### Task details
In full and without alteration, give the listing again.

-- START OF Task material --

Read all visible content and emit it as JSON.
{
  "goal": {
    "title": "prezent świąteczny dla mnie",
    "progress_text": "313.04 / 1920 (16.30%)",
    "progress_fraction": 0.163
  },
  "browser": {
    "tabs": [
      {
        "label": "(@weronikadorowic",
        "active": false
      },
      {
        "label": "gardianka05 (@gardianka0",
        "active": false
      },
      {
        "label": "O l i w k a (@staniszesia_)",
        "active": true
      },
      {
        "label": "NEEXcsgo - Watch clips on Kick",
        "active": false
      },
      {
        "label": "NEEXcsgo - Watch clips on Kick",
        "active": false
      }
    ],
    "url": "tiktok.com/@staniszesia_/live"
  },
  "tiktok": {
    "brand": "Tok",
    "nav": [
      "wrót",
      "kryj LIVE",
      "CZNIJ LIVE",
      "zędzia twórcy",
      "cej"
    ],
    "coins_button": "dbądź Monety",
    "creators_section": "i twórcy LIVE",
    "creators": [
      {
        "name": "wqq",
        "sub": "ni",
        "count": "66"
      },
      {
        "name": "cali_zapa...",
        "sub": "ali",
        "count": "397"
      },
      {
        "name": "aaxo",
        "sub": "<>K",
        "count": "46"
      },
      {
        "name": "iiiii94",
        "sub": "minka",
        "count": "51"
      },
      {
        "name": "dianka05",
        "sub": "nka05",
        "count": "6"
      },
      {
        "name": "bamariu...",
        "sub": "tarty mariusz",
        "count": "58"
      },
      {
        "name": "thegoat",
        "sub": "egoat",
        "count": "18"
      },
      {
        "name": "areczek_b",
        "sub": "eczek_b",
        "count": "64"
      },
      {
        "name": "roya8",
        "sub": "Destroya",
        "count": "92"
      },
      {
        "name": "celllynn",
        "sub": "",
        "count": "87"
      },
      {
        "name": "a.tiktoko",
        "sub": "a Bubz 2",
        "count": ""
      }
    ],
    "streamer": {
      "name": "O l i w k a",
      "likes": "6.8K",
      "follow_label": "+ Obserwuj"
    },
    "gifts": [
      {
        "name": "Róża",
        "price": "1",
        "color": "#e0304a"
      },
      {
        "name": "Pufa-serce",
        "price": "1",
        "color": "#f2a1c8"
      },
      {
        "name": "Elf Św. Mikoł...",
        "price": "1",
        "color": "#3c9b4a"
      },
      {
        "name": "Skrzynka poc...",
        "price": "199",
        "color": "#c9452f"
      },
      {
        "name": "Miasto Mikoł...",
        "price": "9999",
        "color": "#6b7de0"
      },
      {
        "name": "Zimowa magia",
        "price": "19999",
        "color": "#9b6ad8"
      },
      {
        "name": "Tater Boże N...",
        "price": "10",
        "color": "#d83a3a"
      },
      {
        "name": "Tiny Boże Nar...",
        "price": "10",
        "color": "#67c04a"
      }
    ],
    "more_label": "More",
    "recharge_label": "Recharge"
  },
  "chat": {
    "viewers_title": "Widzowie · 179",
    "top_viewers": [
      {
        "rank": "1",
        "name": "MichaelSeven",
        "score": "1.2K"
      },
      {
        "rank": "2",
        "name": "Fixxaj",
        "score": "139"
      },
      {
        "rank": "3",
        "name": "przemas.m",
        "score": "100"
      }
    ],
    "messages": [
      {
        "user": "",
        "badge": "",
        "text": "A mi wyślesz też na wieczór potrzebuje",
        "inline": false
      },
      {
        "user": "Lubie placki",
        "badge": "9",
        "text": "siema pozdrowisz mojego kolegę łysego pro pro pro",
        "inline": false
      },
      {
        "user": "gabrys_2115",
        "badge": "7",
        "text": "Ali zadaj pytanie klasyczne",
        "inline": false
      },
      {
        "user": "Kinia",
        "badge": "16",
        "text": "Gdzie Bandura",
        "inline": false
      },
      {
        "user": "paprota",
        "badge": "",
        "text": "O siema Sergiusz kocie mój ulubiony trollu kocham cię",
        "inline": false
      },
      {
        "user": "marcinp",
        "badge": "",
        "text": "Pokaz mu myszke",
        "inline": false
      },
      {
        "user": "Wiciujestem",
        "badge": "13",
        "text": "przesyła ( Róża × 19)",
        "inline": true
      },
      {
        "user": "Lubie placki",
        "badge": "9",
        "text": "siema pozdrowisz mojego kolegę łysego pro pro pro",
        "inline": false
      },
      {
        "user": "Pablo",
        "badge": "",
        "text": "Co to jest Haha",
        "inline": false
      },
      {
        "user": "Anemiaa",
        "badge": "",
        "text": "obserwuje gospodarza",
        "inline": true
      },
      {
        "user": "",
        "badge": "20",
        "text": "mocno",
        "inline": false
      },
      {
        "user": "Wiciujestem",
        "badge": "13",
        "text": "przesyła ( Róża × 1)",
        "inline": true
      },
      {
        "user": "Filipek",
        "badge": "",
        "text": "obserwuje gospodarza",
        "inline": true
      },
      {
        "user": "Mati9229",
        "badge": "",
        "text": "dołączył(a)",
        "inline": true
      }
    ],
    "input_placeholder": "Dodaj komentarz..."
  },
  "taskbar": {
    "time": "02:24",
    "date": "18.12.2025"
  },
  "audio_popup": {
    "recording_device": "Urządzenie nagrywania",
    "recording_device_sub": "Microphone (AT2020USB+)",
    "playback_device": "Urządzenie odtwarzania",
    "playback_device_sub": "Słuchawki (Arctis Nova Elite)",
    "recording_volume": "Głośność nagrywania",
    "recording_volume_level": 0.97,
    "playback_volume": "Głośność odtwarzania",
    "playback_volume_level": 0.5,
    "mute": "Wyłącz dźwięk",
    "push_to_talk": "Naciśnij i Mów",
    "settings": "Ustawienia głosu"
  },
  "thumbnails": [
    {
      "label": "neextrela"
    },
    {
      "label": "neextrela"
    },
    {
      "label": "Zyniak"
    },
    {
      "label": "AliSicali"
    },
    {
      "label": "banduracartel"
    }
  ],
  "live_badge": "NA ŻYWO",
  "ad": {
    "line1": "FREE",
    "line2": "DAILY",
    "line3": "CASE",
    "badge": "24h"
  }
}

-- END OF Task material --

### Worked answer
Read all visible content and emit it as JSON.
{
  "goal": {
    "title": "prezent świąteczny dla mnie",
    "progress_text": "313.04 / 1920 (16.30%)",
    "progress_fraction": 0.163
  },
  "browser": {
    "tabs": [
      {
        "label": "(@weronikadorowic",
        "active": false
      },
      {
        "label": "gardianka05 (@gardianka0",
        "active": false
      },
      {
        "label": "O l i w k a (@staniszesia_)",
        "active": true
      },
      {
        "label": "NEEXcsgo - Watch clips on Kick",
        "active": false
      },
      {
        "label": "NEEXcsgo - Watch clips on Kick",
        "active": false
      }
    ],
    "url": "tiktok.com/@staniszesia_/live"
  },
  "tiktok": {
    "brand": "Tok",
    "nav": [
      "wrót",
      "kryj LIVE",
      "CZNIJ LIVE",
      "zędzia twórcy",
      "cej"
    ],
    "coins_button": "dbądź Monety",
    "creators_section": "i twórcy LIVE",
    "creators": [
      {
        "name": "wqq",
        "sub": "ni",
        "count": "66"
      },
      {
        "name": "cali_zapa...",
        "sub": "ali",
        "count": "397"
      },
      {
        "name": "aaxo",
        "sub": "<>K",
        "count": "46"
      },
      {
        "name": "iiiii94",
        "sub": "minka",
        "count": "51"
      },
      {
        "name": "dianka05",
        "sub": "nka05",
        "count": "6"
      },
      {
        "name": "bamariu...",
        "sub": "tarty mariusz",
        "count": "58"
      },
      {
        "name": "thegoat",
        "sub": "egoat",
        "count": "18"
      },
      {
        "name": "areczek_b",
        "sub": "eczek_b",
        "count": "64"
      },
      {
        "name": "roya8",
        "sub": "Destroya",
        "count": "92"
      },
      {
        "name": "celllynn",
        "sub": "",
        "count": "87"
      },
      {
        "name": "a.tiktoko",
        "sub": "a Bubz 2",
        "count": ""
      }
    ],
    "streamer": {
      "name": "O l i w k a",
      "likes": "6.8K",
      "follow_label": "+ Obserwuj"
    },
    "gifts": [
      {
        "name": "Róża",
        "price": "1",
        "color": "#e0304a"
      },
      {
        "name": "Pufa-serce",
        "price": "1",
        "color": "#f2a1c8"
      },
      {
        "name": "Elf Św. Mikoł...",
        "price": "1",
        "color": "#3c9b4a"
      },
      {
        "name": "Skrzynka poc...",
        "price": "199",
        "color": "#c9452f"
      },
      {
        "name": "Miasto Mikoł...",
        "price": "9999",
        "color": "#6b7de0"
      },
      {
        "name": "Zimowa magia",
        "price": "19999",
        "color": "#9b6ad8"
      },
      {
        "name": "Tater Boże N...",
        "price": "10",
        "color": "#d83a3a"
      },
      {
        "name": "Tiny Boże Nar...",
        "price": "10",
        "color": "#67c04a"
      }
    ],
    "more_label": "More",
    "recharge_label": "Recharge"
  },
  "chat": {
    "viewers_title": "Widzowie · 179",
    "top_viewers": [
      {
        "rank": "1",
        "name": "MichaelSeven",
        "score": "1.2K"
      },
      {
        "rank": "2",
        "name": "Fixxaj",
        "score": "139"
      },
      {
        "rank": "3",
        "name": "przemas.m",
        "score": "100"
      }
    ],
    "messages": [
      {
        "user": "",
        "badge": "",
        "text": "A mi wyślesz też na wieczór potrzebuje",
        "inline": false
      },
      {
        "user": "Lubie placki",
        "badge": "9",
        "text": "siema pozdrowisz mojego kolegę łysego pro pro pro",
        "inline": false
      },
      {
        "user": "gabrys_2115",
        "badge": "7",
        "text": "Ali zadaj pytanie klasyczne",
        "inline": false
      },
      {
        "user": "Kinia",
        "badge": "16",
        "text": "Gdzie Bandura",
        "inline": false
      },
      {
        "user": "paprota",
        "badge": "",
        "text": "O siema Sergiusz kocie mój ulubiony trollu kocham cię",
        "inline": false
      },
      {
        "user": "marcinp",
        "badge": "",
        "text": "Pokaz mu myszke",
        "inline": false
      },
      {
        "user": "Wiciujestem",
        "badge": "13",
        "text": "przesyła ( Róża × 19)",
        "inline": true
      },
      {
        "user": "Lubie placki",
        "badge": "9",
        "text": "siema pozdrowisz mojego kolegę łysego pro pro pro",
        "inline": false
      },
      {
        "user": "Pablo",
        "badge": "",
        "text": "Co to jest Haha",
        "inline": false
      },
      {
        "user": "Anemiaa",
        "badge": "",
        "text": "obserwuje gospodarza",
        "inline": true
      },
      {
        "user": "",
        "badge": "20",
        "text": "mocno",
        "inline": false
      },
      {
        "user": "Wiciujestem",
        "badge": "13",
        "text": "przesyła ( Róża × 1)",
        "inline": true
      },
      {
        "user": "Filipek",
        "badge": "",
        "text": "obserwuje gospodarza",
        "inline": true
      },
      {
        "user": "Mati9229",
        "badge": "",
        "text": "dołączył(a)",
        "inline": true
      }
    ],
    "input_placeholder": "Dodaj komentarz..."
  },
  "taskbar": {
    "time": "02:24",
    "date": "18.12.2025"
  },
  "audio_popup": {
    "recording_device": "Urządzenie nagrywania",
    "recording_device_sub": "Microphone (AT2020USB+)",
    "playback_device": "Urządzenie odtwarzania",
    "playback_device_sub": "Słuchawki (Arctis Nova Elite)",
    "recording_volume": "Głośność nagrywania",
    "recording_volume_level": 0.97,
    "playback_volume": "Głośność odtwarzania",
    "playback_volume_level": 0.5,
    "mute": "Wyłącz dźwięk",
    "push_to_talk": "Naciśnij i Mów",
    "settings": "Ustawienia głosu"
  },
  "thumbnails": [
    {
      "label": "neextrela"
    },
    {
      "label": "neextrela"
    },
    {
      "label": "Zyniak"
    },
    {
      "label": "AliSicali"
    },
    {
      "label": "banduracartel"
    }
  ],
  "live_badge": "NA ŻYWO",
  "ad": {
    "line1": "FREE",
    "line2": "DAILY",
    "line3": "CASE",
    "badge": "24h"
  }
}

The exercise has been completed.